Dataset entries:
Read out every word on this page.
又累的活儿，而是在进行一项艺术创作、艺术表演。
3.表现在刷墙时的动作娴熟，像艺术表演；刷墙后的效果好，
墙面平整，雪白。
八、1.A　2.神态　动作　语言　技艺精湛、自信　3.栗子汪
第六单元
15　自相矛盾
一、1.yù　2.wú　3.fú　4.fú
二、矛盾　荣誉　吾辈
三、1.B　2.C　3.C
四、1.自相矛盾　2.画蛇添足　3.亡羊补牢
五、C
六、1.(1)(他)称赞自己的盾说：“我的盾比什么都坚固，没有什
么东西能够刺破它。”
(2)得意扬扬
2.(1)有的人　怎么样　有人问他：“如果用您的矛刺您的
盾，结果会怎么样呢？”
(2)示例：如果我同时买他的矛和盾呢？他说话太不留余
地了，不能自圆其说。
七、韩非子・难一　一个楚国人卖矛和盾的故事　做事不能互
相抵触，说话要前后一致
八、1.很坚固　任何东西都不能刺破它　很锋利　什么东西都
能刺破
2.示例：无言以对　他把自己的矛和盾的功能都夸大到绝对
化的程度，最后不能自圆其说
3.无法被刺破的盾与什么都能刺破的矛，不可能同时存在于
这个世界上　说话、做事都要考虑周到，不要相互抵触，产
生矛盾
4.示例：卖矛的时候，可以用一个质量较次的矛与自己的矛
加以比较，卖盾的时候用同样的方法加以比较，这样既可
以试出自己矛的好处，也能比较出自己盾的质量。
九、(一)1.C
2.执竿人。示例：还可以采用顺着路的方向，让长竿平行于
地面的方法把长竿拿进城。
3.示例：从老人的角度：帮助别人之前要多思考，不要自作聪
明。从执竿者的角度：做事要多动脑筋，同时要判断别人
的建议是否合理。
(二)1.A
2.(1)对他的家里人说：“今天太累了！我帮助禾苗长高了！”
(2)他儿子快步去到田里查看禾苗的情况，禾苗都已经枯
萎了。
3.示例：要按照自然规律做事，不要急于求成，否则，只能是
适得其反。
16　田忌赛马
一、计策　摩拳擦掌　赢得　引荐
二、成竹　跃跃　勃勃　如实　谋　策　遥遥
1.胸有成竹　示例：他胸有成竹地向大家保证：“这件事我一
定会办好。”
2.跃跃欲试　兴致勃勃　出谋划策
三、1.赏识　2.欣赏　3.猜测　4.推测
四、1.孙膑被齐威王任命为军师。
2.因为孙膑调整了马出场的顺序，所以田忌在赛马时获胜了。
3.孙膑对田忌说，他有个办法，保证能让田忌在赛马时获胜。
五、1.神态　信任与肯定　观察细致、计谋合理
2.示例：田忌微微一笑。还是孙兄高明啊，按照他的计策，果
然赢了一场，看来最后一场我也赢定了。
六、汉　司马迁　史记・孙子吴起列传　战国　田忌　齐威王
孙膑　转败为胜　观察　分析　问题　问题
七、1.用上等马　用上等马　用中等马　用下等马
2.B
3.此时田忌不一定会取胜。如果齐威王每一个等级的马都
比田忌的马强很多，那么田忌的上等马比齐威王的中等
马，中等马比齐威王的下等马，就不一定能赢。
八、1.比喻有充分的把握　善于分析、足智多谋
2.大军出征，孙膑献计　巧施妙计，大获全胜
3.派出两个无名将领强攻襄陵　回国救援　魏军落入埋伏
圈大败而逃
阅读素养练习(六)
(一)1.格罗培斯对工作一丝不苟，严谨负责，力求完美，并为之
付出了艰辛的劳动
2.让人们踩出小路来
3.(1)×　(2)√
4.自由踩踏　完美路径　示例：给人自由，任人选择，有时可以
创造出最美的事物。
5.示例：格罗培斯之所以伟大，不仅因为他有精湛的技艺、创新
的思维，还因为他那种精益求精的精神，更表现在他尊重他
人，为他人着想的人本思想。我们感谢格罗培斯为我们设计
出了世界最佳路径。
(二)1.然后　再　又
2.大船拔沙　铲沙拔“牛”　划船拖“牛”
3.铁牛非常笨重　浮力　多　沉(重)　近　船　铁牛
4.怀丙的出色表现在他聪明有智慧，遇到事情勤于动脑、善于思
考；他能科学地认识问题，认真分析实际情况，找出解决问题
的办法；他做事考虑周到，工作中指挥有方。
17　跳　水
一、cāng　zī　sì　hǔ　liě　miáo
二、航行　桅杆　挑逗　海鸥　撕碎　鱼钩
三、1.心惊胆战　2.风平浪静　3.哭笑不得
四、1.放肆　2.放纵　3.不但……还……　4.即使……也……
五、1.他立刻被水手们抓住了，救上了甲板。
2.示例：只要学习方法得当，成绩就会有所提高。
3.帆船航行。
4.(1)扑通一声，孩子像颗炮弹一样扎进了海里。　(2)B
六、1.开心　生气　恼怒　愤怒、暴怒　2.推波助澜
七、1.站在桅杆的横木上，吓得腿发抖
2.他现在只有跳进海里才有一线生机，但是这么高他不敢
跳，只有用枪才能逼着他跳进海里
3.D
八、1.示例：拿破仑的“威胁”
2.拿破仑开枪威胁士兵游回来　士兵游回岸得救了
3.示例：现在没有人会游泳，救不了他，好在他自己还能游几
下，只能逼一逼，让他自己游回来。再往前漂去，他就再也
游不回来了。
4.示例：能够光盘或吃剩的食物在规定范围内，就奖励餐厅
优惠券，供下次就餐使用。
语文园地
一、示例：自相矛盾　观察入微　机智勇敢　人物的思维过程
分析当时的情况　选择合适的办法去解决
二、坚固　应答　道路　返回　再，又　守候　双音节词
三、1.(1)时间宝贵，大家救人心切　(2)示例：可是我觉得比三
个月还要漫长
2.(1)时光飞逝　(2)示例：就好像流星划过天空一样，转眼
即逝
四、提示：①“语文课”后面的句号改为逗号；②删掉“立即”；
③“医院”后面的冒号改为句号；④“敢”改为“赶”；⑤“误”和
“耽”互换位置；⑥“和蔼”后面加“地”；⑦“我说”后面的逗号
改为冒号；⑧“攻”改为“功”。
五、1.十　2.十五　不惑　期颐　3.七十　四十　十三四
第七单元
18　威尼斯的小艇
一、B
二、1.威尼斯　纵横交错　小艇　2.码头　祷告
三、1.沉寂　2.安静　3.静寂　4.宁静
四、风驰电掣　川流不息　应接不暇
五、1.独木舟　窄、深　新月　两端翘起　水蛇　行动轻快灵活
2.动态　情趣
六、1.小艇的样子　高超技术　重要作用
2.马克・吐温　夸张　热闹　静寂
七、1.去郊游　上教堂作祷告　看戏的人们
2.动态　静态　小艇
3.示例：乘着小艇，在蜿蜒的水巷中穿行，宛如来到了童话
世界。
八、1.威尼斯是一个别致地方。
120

REQUEST: Extract all of the data above and output it character for character.

RESPONSE TO THIS TASK:
Read out every word on this page.
又累的活儿，而是在进行一项艺术创作、艺术表演。
3.表现在刷墙时的动作娴熟，像艺术表演；刷墙后的效果好，
墙面平整，雪白。
八、1.A　2.神态　动作　语言　技艺精湛、自信　3.栗子汪
第六单元
15　自相矛盾
一、1.yù　2.wú　3.fú　4.fú
二、矛盾　荣誉　吾辈
三、1.B　2.C　3.C
四、1.自相矛盾　2.画蛇添足　3.亡羊补牢
五、C
六、1.(1)(他)称赞自己的盾说：“我的盾比什么都坚固，没有什
么东西能够刺破它。”
(2)得意扬扬
2.(1)有的人　怎么样　有人问他：“如果用您的矛刺您的
盾，结果会怎么样呢？”
(2)示例：如果我同时买他的矛和盾呢？他说话太不留余
地了，不能自圆其说。
七、韩非子・难一　一个楚国人卖矛和盾的故事　做事不能互
相抵触，说话要前后一致
八、1.很坚固　任何东西都不能刺破它　很锋利　什么东西都
能刺破
2.示例：无言以对　他把自己的矛和盾的功能都夸大到绝对
化的程度，最后不能自圆其说
3.无法被刺破的盾与什么都能刺破的矛，不可能同时存在于
这个世界上　说话、做事都要考虑周到，不要相互抵触，产
生矛盾
4.示例：卖矛的时候，可以用一个质量较次的矛与自己的矛
加以比较，卖盾的时候用同样的方法加以比较，这样既可
以试出自己矛的好处，也能比较出自己盾的质量。
九、(一)1.C
2.执竿人。示例：还可以采用顺着路的方向，让长竿平行于
地面的方法把长竿拿进城。
3.示例：从老人的角度：帮助别人之前要多思考，不要自作聪
明。从执竿者的角度：做事要多动脑筋，同时要判断别人
的建议是否合理。
(二)1.A
2.(1)对他的家里人说：“今天太累了！我帮助禾苗长高了！”
(2)他儿子快步去到田里查看禾苗的情况，禾苗都已经枯
萎了。
3.示例：要按照自然规律做事，不要急于求成，否则，只能是
适得其反。
16　田忌赛马
一、计策　摩拳擦掌　赢得　引荐
二、成竹　跃跃　勃勃　如实　谋　策　遥遥
1.胸有成竹　示例：他胸有成竹地向大家保证：“这件事我一
定会办好。”
2.跃跃欲试　兴致勃勃　出谋划策
三、1.赏识　2.欣赏　3.猜测　4.推测
四、1.孙膑被齐威王任命为军师。
2.因为孙膑调整了马出场的顺序，所以田忌在赛马时获胜了。
3.孙膑对田忌说，他有个办法，保证能让田忌在赛马时获胜。
五、1.神态　信任与肯定　观察细致、计谋合理
2.示例：田忌微微一笑。还是孙兄高明啊，按照他的计策，果
然赢了一场，看来最后一场我也赢定了。
六、汉　司马迁　史记・孙子吴起列传　战国　田忌　齐威王
孙膑　转败为胜　观察　分析　问题　问题
七、1.用上等马　用上等马　用中等马　用下等马
2.B
3.此时田忌不一定会取胜。如果齐威王每一个等级的马都
比田忌的马强很多，那么田忌的上等马比齐威王的中等
马，中等马比齐威王的下等马，就不一定能赢。
八、1.比喻有充分的把握　善于分析、足智多谋
2.大军出征，孙膑献计　巧施妙计，大获全胜
3.派出两个无名将领强攻襄陵　回国救援　魏军落入埋伏
圈大败而逃
阅读素养练习(六)
(一)1.格罗培斯对工作一丝不苟，严谨负责，力求完美，并为之
付出了艰辛的劳动
2.让人们踩出小路来
3.(1)×　(2)√
4.自由踩踏　完美路径　示例：给人自由，任人选择，有时可以
创造出最美的事物。
5.示例：格罗培斯之所以伟大，不仅因为他有精湛的技艺、创新
的思维，还因为他那种精益求精的精神，更表现在他尊重他
人，为他人着想的人本思想。我们感谢格罗培斯为我们设计
出了世界最佳路径。
(二)1.然后　再　又
2.大船拔沙　铲沙拔“牛”　划船拖“牛”
3.铁牛非常笨重　浮力　多　沉(重)　近　船　铁牛
4.怀丙的出色表现在他聪明有智慧，遇到事情勤于动脑、善于思
考；他能科学地认识问题，认真分析实际情况，找出解决问题
的办法；他做事考虑周到，工作中指挥有方。
17　跳　水
一、cāng　zī　sì　hǔ　liě　miáo
二、航行　桅杆　挑逗　海鸥　撕碎　鱼钩
三、1.心惊胆战　2.风平浪静　3.哭笑不得
四、1.放肆　2.放纵　3.不但……还……　4.即使……也……
五、1.他立刻被水手们抓住了，救上了甲板。
2.示例：只要学习方法得当，成绩就会有所提高。
3.帆船航行。
4.(1)扑通一声，孩子像颗炮弹一样扎进了海里。　(2)B
六、1.开心　生气　恼怒　愤怒、暴怒　2.推波助澜
七、1.站在桅杆的横木上，吓得腿发抖
2.他现在只有跳进海里才有一线生机，但是这么高他不敢
跳，只有用枪才能逼着他跳进海里
3.D
八、1.示例：拿破仑的“威胁”
2.拿破仑开枪威胁士兵游回来　士兵游回岸得救了
3.示例：现在没有人会游泳，救不了他，好在他自己还能游几
下，只能逼一逼，让他自己游回来。再往前漂去，他就再也
游不回来了。
4.示例：能够光盘或吃剩的食物在规定范围内，就奖励餐厅
优惠券，供下次就餐使用。
语文园地
一、示例：自相矛盾　观察入微　机智勇敢　人物的思维过程
分析当时的情况　选择合适的办法去解决
二、坚固　应答　道路　返回　再，又　守候　双音节词
三、1.(1)时间宝贵，大家救人心切　(2)示例：可是我觉得比三
个月还要漫长
2.(1)时光飞逝　(2)示例：就好像流星划过天空一样，转眼
即逝
四、提示：①“语文课”后面的句号改为逗号；②删掉“立即”；
③“医院”后面的冒号改为句号；④“敢”改为“赶”；⑤“误”和
“耽”互换位置；⑥“和蔼”后面加“地”；⑦“我说”后面的逗号
改为冒号；⑧“攻”改为“功”。
五、1.十　2.十五　不惑　期颐　3.七十　四十　十三四
第七单元
18　威尼斯的小艇
一、B
二、1.威尼斯　纵横交错　小艇　2.码头　祷告
三、1.沉寂　2.安静　3.静寂　4.宁静
四、风驰电掣　川流不息　应接不暇
五、1.独木舟　窄、深　新月　两端翘起　水蛇　行动轻快灵活
2.动态　情趣
六、1.小艇的样子　高超技术　重要作用
2.马克・吐温　夸张　热闹　静寂
七、1.去郊游　上教堂作祷告　看戏的人们
2.动态　静态　小艇
3.示例：乘着小艇，在蜿蜒的水巷中穿行，宛如来到了童话
世界。
八、1.威尼斯是一个别致地方。
120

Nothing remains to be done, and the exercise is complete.